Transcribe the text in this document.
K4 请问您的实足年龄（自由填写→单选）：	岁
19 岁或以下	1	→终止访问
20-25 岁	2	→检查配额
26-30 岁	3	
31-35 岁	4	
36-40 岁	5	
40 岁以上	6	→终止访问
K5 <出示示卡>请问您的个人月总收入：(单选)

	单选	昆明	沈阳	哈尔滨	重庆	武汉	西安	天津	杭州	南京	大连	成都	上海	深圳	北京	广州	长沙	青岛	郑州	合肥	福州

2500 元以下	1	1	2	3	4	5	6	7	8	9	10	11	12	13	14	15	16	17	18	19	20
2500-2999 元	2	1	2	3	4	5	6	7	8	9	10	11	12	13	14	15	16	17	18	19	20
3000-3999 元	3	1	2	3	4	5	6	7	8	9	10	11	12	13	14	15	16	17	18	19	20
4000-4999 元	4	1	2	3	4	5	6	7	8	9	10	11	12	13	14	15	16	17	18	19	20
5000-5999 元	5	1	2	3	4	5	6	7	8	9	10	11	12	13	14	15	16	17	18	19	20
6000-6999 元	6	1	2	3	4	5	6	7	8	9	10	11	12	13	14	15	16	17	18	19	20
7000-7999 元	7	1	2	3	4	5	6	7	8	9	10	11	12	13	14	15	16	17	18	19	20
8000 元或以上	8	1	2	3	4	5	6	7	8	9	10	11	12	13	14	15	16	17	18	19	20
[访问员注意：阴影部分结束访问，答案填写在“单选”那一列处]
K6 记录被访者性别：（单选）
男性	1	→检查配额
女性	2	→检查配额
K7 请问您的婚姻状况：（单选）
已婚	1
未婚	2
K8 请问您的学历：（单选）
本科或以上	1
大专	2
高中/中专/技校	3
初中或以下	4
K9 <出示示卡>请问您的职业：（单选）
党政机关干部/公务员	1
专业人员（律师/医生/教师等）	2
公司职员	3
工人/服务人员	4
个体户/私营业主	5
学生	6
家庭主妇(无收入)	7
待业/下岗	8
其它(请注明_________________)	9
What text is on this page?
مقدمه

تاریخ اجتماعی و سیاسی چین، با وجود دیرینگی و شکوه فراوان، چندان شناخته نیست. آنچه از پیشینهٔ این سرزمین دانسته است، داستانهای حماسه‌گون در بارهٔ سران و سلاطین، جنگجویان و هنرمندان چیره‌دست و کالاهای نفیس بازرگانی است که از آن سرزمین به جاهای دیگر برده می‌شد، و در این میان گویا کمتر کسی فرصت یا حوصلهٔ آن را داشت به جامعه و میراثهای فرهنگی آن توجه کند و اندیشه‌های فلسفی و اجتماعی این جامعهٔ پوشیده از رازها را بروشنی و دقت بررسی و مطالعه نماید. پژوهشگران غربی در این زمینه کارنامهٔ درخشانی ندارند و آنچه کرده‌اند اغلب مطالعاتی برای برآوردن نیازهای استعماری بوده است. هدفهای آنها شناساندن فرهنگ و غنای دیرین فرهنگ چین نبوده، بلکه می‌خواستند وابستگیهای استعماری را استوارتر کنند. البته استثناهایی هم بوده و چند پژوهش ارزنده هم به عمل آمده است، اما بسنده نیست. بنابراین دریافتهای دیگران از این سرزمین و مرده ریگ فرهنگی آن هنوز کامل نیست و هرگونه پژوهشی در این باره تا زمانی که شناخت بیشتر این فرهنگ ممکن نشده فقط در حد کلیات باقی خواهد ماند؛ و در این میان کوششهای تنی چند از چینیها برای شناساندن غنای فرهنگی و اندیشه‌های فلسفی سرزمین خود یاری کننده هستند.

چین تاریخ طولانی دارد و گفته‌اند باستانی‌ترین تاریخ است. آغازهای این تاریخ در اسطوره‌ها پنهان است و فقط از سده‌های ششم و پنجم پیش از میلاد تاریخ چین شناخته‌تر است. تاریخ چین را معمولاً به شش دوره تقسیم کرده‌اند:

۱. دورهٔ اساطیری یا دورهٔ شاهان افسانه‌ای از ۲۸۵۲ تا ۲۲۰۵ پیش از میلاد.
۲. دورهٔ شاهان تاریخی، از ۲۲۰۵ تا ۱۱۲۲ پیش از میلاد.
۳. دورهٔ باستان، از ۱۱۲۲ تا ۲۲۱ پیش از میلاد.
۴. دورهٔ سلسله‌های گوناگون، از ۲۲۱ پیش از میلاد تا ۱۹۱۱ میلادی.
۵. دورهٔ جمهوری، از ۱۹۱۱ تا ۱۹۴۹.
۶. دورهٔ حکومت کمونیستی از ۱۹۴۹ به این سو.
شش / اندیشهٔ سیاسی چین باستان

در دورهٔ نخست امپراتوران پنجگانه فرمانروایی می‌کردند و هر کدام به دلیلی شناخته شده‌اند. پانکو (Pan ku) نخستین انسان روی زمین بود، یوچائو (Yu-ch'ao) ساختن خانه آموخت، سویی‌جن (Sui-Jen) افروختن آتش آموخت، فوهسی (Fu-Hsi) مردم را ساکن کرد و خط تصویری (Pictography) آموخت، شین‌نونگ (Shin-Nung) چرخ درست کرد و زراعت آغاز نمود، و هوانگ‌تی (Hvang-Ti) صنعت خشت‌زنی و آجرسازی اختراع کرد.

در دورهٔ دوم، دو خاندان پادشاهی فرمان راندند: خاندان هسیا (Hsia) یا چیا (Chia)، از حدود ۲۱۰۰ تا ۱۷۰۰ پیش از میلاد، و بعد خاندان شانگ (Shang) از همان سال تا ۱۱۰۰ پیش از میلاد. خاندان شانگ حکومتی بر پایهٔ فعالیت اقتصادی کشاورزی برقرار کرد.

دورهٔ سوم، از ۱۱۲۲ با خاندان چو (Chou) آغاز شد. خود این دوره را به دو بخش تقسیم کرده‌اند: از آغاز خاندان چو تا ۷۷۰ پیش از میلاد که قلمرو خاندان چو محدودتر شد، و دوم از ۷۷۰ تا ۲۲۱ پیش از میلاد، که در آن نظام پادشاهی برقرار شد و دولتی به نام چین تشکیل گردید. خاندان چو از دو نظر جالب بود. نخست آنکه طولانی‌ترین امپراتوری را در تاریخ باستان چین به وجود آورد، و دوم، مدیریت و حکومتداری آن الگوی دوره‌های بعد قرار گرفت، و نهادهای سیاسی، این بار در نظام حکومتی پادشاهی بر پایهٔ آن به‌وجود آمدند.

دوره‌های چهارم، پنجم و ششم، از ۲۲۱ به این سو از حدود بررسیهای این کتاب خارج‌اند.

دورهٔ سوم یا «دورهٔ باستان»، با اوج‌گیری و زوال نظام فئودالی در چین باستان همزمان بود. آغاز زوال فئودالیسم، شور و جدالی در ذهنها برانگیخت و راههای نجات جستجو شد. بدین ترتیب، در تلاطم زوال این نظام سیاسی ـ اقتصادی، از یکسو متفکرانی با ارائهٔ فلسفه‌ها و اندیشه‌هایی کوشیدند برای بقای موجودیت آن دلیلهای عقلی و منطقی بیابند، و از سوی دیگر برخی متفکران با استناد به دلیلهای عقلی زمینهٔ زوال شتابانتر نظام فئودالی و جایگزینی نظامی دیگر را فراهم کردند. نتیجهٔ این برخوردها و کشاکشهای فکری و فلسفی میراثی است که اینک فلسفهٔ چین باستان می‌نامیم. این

++++

* **EXERCISE DIRECTIONS**
Set down all of the records shown above once more, exactly.

* **TASK RESPONSE**
Transcribe the text in this document.
K4 请问您的实足年龄（自由填写→单选）：	岁
19 岁或以下	1	→终止访问
20-25 岁	2	→检查配额
26-30 岁	3	
31-35 岁	4	
36-40 岁	5	
40 岁以上	6	→终止访问
K5 <出示示卡>请问您的个人月总收入：(单选)

	单选	昆明	沈阳	哈尔滨	重庆	武汉	西安	天津	杭州	南京	大连	成都	上海	深圳	北京	广州	长沙	青岛	郑州	合肥	福州

2500 元以下	1	1	2	3	4	5	6	7	8	9	10	11	12	13	14	15	16	17	18	19	20
2500-2999 元	2	1	2	3	4	5	6	7	8	9	10	11	12	13	14	15	16	17	18	19	20
3000-3999 元	3	1	2	3	4	5	6	7	8	9	10	11	12	13	14	15	16	17	18	19	20
4000-4999 元	4	1	2	3	4	5	6	7	8	9	10	11	12	13	14	15	16	17	18	19	20
5000-5999 元	5	1	2	3	4	5	6	7	8	9	10	11	12	13	14	15	16	17	18	19	20
6000-6999 元	6	1	2	3	4	5	6	7	8	9	10	11	12	13	14	15	16	17	18	19	20
7000-7999 元	7	1	2	3	4	5	6	7	8	9	10	11	12	13	14	15	16	17	18	19	20
8000 元或以上	8	1	2	3	4	5	6	7	8	9	10	11	12	13	14	15	16	17	18	19	20
[访问员注意：阴影部分结束访问，答案填写在“单选”那一列处]
K6 记录被访者性别：（单选）
男性	1	→检查配额
女性	2	→检查配额
K7 请问您的婚姻状况：（单选）
已婚	1
未婚	2
K8 请问您的学历：（单选）
本科或以上	1
大专	2
高中/中专/技校	3
初中或以下	4
K9 <出示示卡>请问您的职业：（单选）
党政机关干部/公务员	1
专业人员（律师/医生/教师等）	2
公司职员	3
工人/服务人员	4
个体户/私营业主	5
学生	6
家庭主妇(无收入)	7
待业/下岗	8
其它(请注明_________________)	9
What text is on this page?
مقدمه

تاریخ اجتماعی و سیاسی چین، با وجود دیرینگی و شکوه فراوان، چندان شناخته نیست. آنچه از پیشینهٔ این سرزمین دانسته است، داستانهای حماسه‌گون در بارهٔ سران و سلاطین، جنگجویان و هنرمندان چیره‌دست و کالاهای نفیس بازرگانی است که از آن سرزمین به جاهای دیگر برده می‌شد، و در این میان گویا کمتر کسی فرصت یا حوصلهٔ آن را داشت به جامعه و میراثهای فرهنگی آن توجه کند و اندیشه‌های فلسفی و اجتماعی این جامعهٔ پوشیده از رازها را بروشنی و دقت بررسی و مطالعه نماید. پژوهشگران غربی در این زمینه کارنامهٔ درخشانی ندارند و آنچه کرده‌اند اغلب مطالعاتی برای برآوردن نیازهای استعماری بوده است. هدفهای آنها شناساندن فرهنگ و غنای دیرین فرهنگ چین نبوده، بلکه می‌خواستند وابستگیهای استعماری را استوارتر کنند. البته استثناهایی هم بوده و چند پژوهش ارزنده هم به عمل آمده است، اما بسنده نیست. بنابراین دریافتهای دیگران از این سرزمین و مرده ریگ فرهنگی آن هنوز کامل نیست و هرگونه پژوهشی در این باره تا زمانی که شناخت بیشتر این فرهنگ ممکن نشده فقط در حد کلیات باقی خواهد ماند؛ و در این میان کوششهای تنی چند از چینیها برای شناساندن غنای فرهنگی و اندیشه‌های فلسفی سرزمین خود یاری کننده هستند.

چین تاریخ طولانی دارد و گفته‌اند باستانی‌ترین تاریخ است. آغازهای این تاریخ در اسطوره‌ها پنهان است و فقط از سده‌های ششم و پنجم پیش از میلاد تاریخ چین شناخته‌تر است. تاریخ چین را معمولاً به شش دوره تقسیم کرده‌اند:

۱. دورهٔ اساطیری یا دورهٔ شاهان افسانه‌ای از ۲۸۵۲ تا ۲۲۰۵ پیش از میلاد.
۲. دورهٔ شاهان تاریخی، از ۲۲۰۵ تا ۱۱۲۲ پیش از میلاد.
۳. دورهٔ باستان، از ۱۱۲۲ تا ۲۲۱ پیش از میلاد.
۴. دورهٔ سلسله‌های گوناگون، از ۲۲۱ پیش از میلاد تا ۱۹۱۱ میلادی.
۵. دورهٔ جمهوری، از ۱۹۱۱ تا ۱۹۴۹.
۶. دورهٔ حکومت کمونیستی از ۱۹۴۹ به این سو.
شش / اندیشهٔ سیاسی چین باستان

در دورهٔ نخست امپراتوران پنجگانه فرمانروایی می‌کردند و هر کدام به دلیلی شناخته شده‌اند. پانکو (Pan ku) نخستین انسان روی زمین بود، یوچائو (Yu-ch'ao) ساختن خانه آموخت، سویی‌جن (Sui-Jen) افروختن آتش آموخت، فوهسی (Fu-Hsi) مردم را ساکن کرد و خط تصویری (Pictography) آموخت، شین‌نونگ (Shin-Nung) چرخ درست کرد و زراعت آغاز نمود، و هوانگ‌تی (Hvang-Ti) صنعت خشت‌زنی و آجرسازی اختراع کرد.

در دورهٔ دوم، دو خاندان پادشاهی فرمان راندند: خاندان هسیا (Hsia) یا چیا (Chia)، از حدود ۲۱۰۰ تا ۱۷۰۰ پیش از میلاد، و بعد خاندان شانگ (Shang) از همان سال تا ۱۱۰۰ پیش از میلاد. خاندان شانگ حکومتی بر پایهٔ فعالیت اقتصادی کشاورزی برقرار کرد.

دورهٔ سوم، از ۱۱۲۲ با خاندان چو (Chou) آغاز شد. خود این دوره را به دو بخش تقسیم کرده‌اند: از آغاز خاندان چو تا ۷۷۰ پیش از میلاد که قلمرو خاندان چو محدودتر شد، و دوم از ۷۷۰ تا ۲۲۱ پیش از میلاد، که در آن نظام پادشاهی برقرار شد و دولتی به نام چین تشکیل گردید. خاندان چو از دو نظر جالب بود. نخست آنکه طولانی‌ترین امپراتوری را در تاریخ باستان چین به وجود آورد، و دوم، مدیریت و حکومتداری آن الگوی دوره‌های بعد قرار گرفت، و نهادهای سیاسی، این بار در نظام حکومتی پادشاهی بر پایهٔ آن به‌وجود آمدند.

دوره‌های چهارم، پنجم و ششم، از ۲۲۱ به این سو از حدود بررسیهای این کتاب خارج‌اند.

دورهٔ سوم یا «دورهٔ باستان»، با اوج‌گیری و زوال نظام فئودالی در چین باستان همزمان بود. آغاز زوال فئودالیسم، شور و جدالی در ذهنها برانگیخت و راههای نجات جستجو شد. بدین ترتیب، در تلاطم زوال این نظام سیاسی ـ اقتصادی، از یکسو متفکرانی با ارائهٔ فلسفه‌ها و اندیشه‌هایی کوشیدند برای بقای موجودیت آن دلیلهای عقلی و منطقی بیابند، و از سوی دیگر برخی متفکران با استناد به دلیلهای عقلی زمینهٔ زوال شتابانتر نظام فئودالی و جایگزینی نظامی دیگر را فراهم کردند. نتیجهٔ این برخوردها و کشاکشهای فکری و فلسفی میراثی است که اینک فلسفهٔ چین باستان می‌نامیم. این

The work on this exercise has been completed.